What you should do: Each record below should be output verbatim, without pictures.

Data to process:
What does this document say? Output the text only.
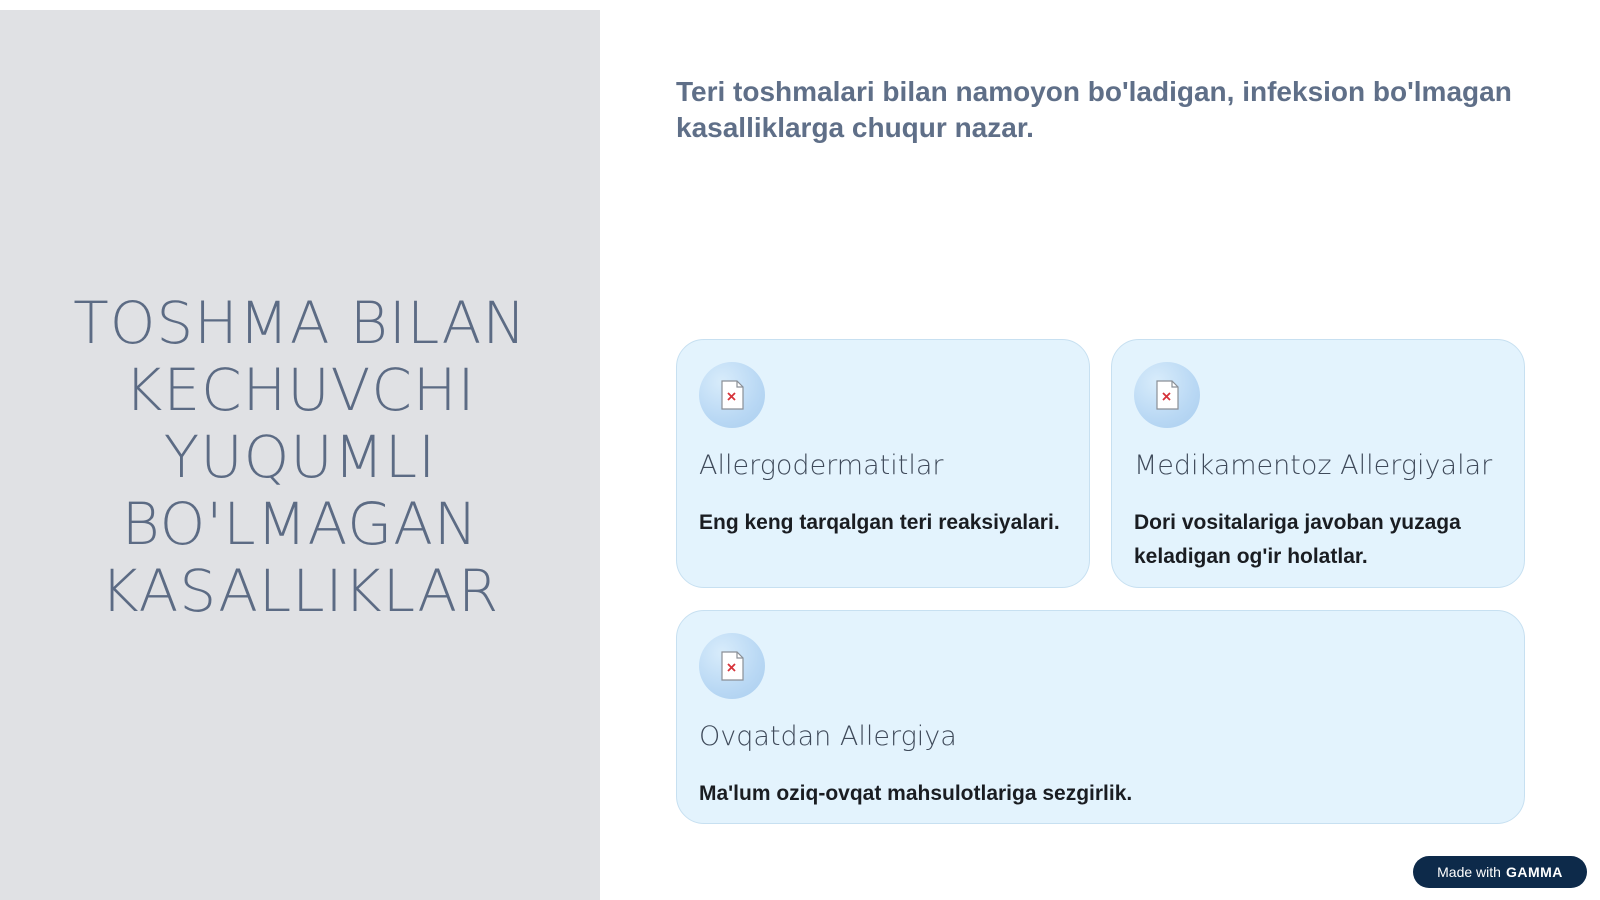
TOSHMA BILAN KECHUVCHI YUQUMLI BO'LMAGAN KASALLIKLAR

Teri toshmalari bilan namoyon bo'ladigan, infeksion bo'lmagan kasalliklarga chuqur nazar.

Allergodermatitlar
Eng keng tarqalgan teri reaksiyalari.
Medikamentoz Allergiyalar
Dori vositalariga javoban yuzaga keladigan og'ir holatlar.
Ovqatdan Allergiya
Ma'lum oziq-ovqat mahsulotlariga sezgirlik.
Made with GAMMA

Result of the task:
What does this document say? Output the text only.
TOSHMA BILAN KECHUVCHI YUQUMLI BO'LMAGAN KASALLIKLAR

Teri toshmalari bilan namoyon bo'ladigan, infeksion bo'lmagan kasalliklarga chuqur nazar.

Allergodermatitlar
Eng keng tarqalgan teri reaksiyalari.
Medikamentoz Allergiyalar
Dori vositalariga javoban yuzaga keladigan og'ir holatlar.
Ovqatdan Allergiya
Ma'lum oziq-ovqat mahsulotlariga sezgirlik.
Made with GAMMA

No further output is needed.